Figure dataset records:
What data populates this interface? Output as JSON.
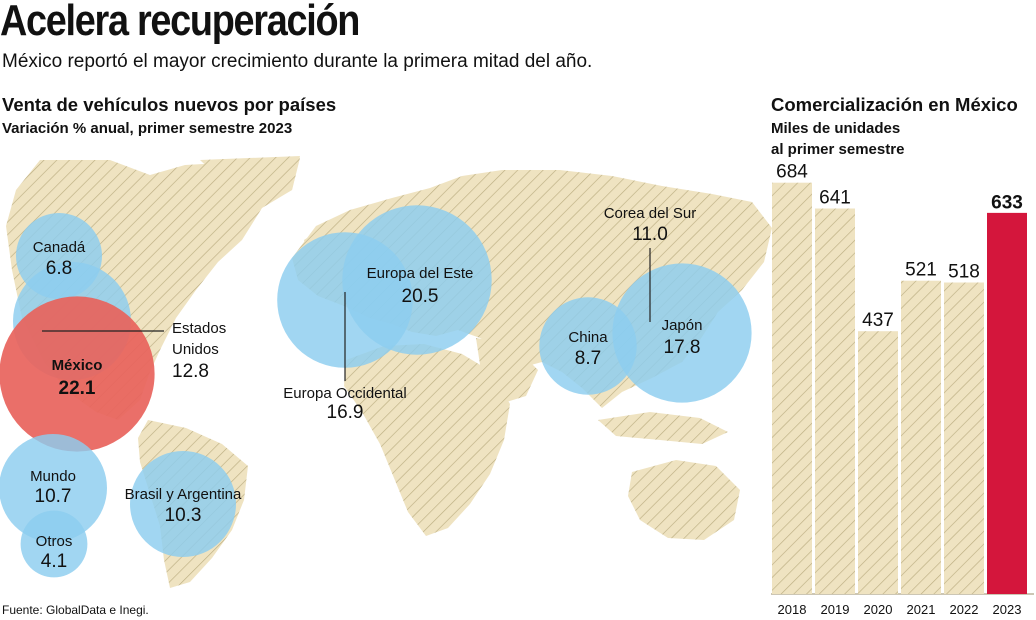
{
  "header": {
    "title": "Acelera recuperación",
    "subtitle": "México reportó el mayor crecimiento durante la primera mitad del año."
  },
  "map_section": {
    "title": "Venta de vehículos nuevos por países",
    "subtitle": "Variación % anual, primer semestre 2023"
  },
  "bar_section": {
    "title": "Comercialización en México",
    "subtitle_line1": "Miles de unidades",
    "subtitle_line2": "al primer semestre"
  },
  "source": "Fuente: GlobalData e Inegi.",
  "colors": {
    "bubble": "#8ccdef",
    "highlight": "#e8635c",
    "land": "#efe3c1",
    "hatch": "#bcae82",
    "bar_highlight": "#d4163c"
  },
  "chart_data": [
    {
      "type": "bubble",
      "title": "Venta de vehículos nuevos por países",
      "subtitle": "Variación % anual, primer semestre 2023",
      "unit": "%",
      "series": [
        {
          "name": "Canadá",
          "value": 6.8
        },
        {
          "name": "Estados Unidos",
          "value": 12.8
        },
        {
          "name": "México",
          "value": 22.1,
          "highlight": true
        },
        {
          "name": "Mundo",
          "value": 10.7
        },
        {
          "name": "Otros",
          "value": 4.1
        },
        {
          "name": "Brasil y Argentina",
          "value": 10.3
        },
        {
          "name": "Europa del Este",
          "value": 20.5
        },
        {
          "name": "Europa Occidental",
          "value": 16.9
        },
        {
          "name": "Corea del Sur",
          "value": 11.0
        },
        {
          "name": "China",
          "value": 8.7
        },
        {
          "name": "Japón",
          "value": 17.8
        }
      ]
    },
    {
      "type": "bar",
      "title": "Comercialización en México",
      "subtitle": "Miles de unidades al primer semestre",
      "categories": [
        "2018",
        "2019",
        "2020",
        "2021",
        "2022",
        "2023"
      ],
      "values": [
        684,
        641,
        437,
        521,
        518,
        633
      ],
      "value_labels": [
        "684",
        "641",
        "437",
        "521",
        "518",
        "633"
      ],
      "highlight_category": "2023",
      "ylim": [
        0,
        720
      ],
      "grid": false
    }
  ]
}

**Exercise instructions:**
Write every record out again exactly; no pictures belong in the copy.

**Task answer:**
What data populates this interface? Output as JSON.
{
  "header": {
    "title": "Acelera recuperación",
    "subtitle": "México reportó el mayor crecimiento durante la primera mitad del año."
  },
  "map_section": {
    "title": "Venta de vehículos nuevos por países",
    "subtitle": "Variación % anual, primer semestre 2023"
  },
  "bar_section": {
    "title": "Comercialización en México",
    "subtitle_line1": "Miles de unidades",
    "subtitle_line2": "al primer semestre"
  },
  "source": "Fuente: GlobalData e Inegi.",
  "colors": {
    "bubble": "#8ccdef",
    "highlight": "#e8635c",
    "land": "#efe3c1",
    "hatch": "#bcae82",
    "bar_highlight": "#d4163c"
  },
  "chart_data": [
    {
      "type": "bubble",
      "title": "Venta de vehículos nuevos por países",
      "subtitle": "Variación % anual, primer semestre 2023",
      "unit": "%",
      "series": [
        {
          "name": "Canadá",
          "value": 6.8
        },
        {
          "name": "Estados Unidos",
          "value": 12.8
        },
        {
          "name": "México",
          "value": 22.1,
          "highlight": true
        },
        {
          "name": "Mundo",
          "value": 10.7
        },
        {
          "name": "Otros",
          "value": 4.1
        },
        {
          "name": "Brasil y Argentina",
          "value": 10.3
        },
        {
          "name": "Europa del Este",
          "value": 20.5
        },
        {
          "name": "Europa Occidental",
          "value": 16.9
        },
        {
          "name": "Corea del Sur",
          "value": 11.0
        },
        {
          "name": "China",
          "value": 8.7
        },
        {
          "name": "Japón",
          "value": 17.8
        }
      ]
    },
    {
      "type": "bar",
      "title": "Comercialización en México",
      "subtitle": "Miles de unidades al primer semestre",
      "categories": [
        "2018",
        "2019",
        "2020",
        "2021",
        "2022",
        "2023"
      ],
      "values": [
        684,
        641,
        437,
        521,
        518,
        633
      ],
      "value_labels": [
        "684",
        "641",
        "437",
        "521",
        "518",
        "633"
      ],
      "highlight_category": "2023",
      "ylim": [
        0,
        720
      ],
      "grid": false
    }
  ]
}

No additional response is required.